Copy out all the entries word for word.

____

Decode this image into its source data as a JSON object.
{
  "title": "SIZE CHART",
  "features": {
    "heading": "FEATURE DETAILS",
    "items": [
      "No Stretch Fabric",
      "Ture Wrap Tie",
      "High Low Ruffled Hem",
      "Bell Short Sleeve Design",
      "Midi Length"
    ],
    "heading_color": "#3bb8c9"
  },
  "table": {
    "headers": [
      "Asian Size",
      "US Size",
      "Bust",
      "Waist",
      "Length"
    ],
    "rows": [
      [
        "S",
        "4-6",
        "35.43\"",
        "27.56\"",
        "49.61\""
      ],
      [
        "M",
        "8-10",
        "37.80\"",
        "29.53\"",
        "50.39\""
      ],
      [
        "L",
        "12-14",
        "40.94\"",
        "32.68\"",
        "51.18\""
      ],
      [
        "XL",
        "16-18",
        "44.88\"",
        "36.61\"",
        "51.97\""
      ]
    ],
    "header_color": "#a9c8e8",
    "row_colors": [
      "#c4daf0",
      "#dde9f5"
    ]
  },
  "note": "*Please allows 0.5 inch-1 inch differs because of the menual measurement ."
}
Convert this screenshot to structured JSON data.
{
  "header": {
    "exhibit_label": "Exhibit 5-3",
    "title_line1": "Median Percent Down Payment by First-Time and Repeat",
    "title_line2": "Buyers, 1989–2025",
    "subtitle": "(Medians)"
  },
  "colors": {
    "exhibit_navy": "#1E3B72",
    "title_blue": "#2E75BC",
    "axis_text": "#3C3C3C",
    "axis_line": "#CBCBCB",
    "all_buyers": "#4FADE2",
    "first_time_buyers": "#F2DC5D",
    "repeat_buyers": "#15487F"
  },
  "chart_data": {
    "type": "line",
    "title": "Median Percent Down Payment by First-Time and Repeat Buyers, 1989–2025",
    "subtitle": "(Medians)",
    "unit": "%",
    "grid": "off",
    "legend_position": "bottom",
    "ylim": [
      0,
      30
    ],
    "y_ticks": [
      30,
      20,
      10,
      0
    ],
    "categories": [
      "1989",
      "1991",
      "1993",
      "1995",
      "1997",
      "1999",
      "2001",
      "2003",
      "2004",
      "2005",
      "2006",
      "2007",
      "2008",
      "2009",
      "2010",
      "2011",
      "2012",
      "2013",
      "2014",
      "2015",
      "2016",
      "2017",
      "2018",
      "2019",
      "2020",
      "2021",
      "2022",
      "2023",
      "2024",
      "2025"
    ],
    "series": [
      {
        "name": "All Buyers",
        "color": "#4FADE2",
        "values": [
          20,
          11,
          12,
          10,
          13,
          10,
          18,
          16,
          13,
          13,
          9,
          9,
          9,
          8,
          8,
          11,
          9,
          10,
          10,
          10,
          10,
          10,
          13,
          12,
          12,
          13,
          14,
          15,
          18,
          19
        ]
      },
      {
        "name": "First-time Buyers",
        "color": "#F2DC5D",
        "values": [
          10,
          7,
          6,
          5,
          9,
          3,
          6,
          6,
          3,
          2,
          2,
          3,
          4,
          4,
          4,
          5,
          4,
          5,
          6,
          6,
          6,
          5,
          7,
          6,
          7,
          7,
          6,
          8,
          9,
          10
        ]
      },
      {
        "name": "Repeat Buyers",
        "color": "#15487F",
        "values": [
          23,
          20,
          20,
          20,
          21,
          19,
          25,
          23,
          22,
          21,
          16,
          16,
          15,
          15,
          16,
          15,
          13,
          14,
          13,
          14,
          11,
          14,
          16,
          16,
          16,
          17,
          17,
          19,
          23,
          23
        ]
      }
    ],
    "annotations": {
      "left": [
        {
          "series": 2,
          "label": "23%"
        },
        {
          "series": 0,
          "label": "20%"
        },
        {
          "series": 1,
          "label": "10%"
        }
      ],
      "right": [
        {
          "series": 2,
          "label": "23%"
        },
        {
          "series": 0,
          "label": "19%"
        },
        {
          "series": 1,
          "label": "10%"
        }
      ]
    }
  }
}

____

RESPONSE TO THIS EXERCISE:
Decode this image into its source data as a JSON object.
{
  "title": "SIZE CHART",
  "features": {
    "heading": "FEATURE DETAILS",
    "items": [
      "No Stretch Fabric",
      "Ture Wrap Tie",
      "High Low Ruffled Hem",
      "Bell Short Sleeve Design",
      "Midi Length"
    ],
    "heading_color": "#3bb8c9"
  },
  "table": {
    "headers": [
      "Asian Size",
      "US Size",
      "Bust",
      "Waist",
      "Length"
    ],
    "rows": [
      [
        "S",
        "4-6",
        "35.43\"",
        "27.56\"",
        "49.61\""
      ],
      [
        "M",
        "8-10",
        "37.80\"",
        "29.53\"",
        "50.39\""
      ],
      [
        "L",
        "12-14",
        "40.94\"",
        "32.68\"",
        "51.18\""
      ],
      [
        "XL",
        "16-18",
        "44.88\"",
        "36.61\"",
        "51.97\""
      ]
    ],
    "header_color": "#a9c8e8",
    "row_colors": [
      "#c4daf0",
      "#dde9f5"
    ]
  },
  "note": "*Please allows 0.5 inch-1 inch differs because of the menual measurement ."
}
Convert this screenshot to structured JSON data.
{
  "header": {
    "exhibit_label": "Exhibit 5-3",
    "title_line1": "Median Percent Down Payment by First-Time and Repeat",
    "title_line2": "Buyers, 1989–2025",
    "subtitle": "(Medians)"
  },
  "colors": {
    "exhibit_navy": "#1E3B72",
    "title_blue": "#2E75BC",
    "axis_text": "#3C3C3C",
    "axis_line": "#CBCBCB",
    "all_buyers": "#4FADE2",
    "first_time_buyers": "#F2DC5D",
    "repeat_buyers": "#15487F"
  },
  "chart_data": {
    "type": "line",
    "title": "Median Percent Down Payment by First-Time and Repeat Buyers, 1989–2025",
    "subtitle": "(Medians)",
    "unit": "%",
    "grid": "off",
    "legend_position": "bottom",
    "ylim": [
      0,
      30
    ],
    "y_ticks": [
      30,
      20,
      10,
      0
    ],
    "categories": [
      "1989",
      "1991",
      "1993",
      "1995",
      "1997",
      "1999",
      "2001",
      "2003",
      "2004",
      "2005",
      "2006",
      "2007",
      "2008",
      "2009",
      "2010",
      "2011",
      "2012",
      "2013",
      "2014",
      "2015",
      "2016",
      "2017",
      "2018",
      "2019",
      "2020",
      "2021",
      "2022",
      "2023",
      "2024",
      "2025"
    ],
    "series": [
      {
        "name": "All Buyers",
        "color": "#4FADE2",
        "values": [
          20,
          11,
          12,
          10,
          13,
          10,
          18,
          16,
          13,
          13,
          9,
          9,
          9,
          8,
          8,
          11,
          9,
          10,
          10,
          10,
          10,
          10,
          13,
          12,
          12,
          13,
          14,
          15,
          18,
          19
        ]
      },
      {
        "name": "First-time Buyers",
        "color": "#F2DC5D",
        "values": [
          10,
          7,
          6,
          5,
          9,
          3,
          6,
          6,
          3,
          2,
          2,
          3,
          4,
          4,
          4,
          5,
          4,
          5,
          6,
          6,
          6,
          5,
          7,
          6,
          7,
          7,
          6,
          8,
          9,
          10
        ]
      },
      {
        "name": "Repeat Buyers",
        "color": "#15487F",
        "values": [
          23,
          20,
          20,
          20,
          21,
          19,
          25,
          23,
          22,
          21,
          16,
          16,
          15,
          15,
          16,
          15,
          13,
          14,
          13,
          14,
          11,
          14,
          16,
          16,
          16,
          17,
          17,
          19,
          23,
          23
        ]
      }
    ],
    "annotations": {
      "left": [
        {
          "series": 2,
          "label": "23%"
        },
        {
          "series": 0,
          "label": "20%"
        },
        {
          "series": 1,
          "label": "10%"
        }
      ],
      "right": [
        {
          "series": 2,
          "label": "23%"
        },
        {
          "series": 0,
          "label": "19%"
        },
        {
          "series": 1,
          "label": "10%"
        }
      ]
    }
  }
}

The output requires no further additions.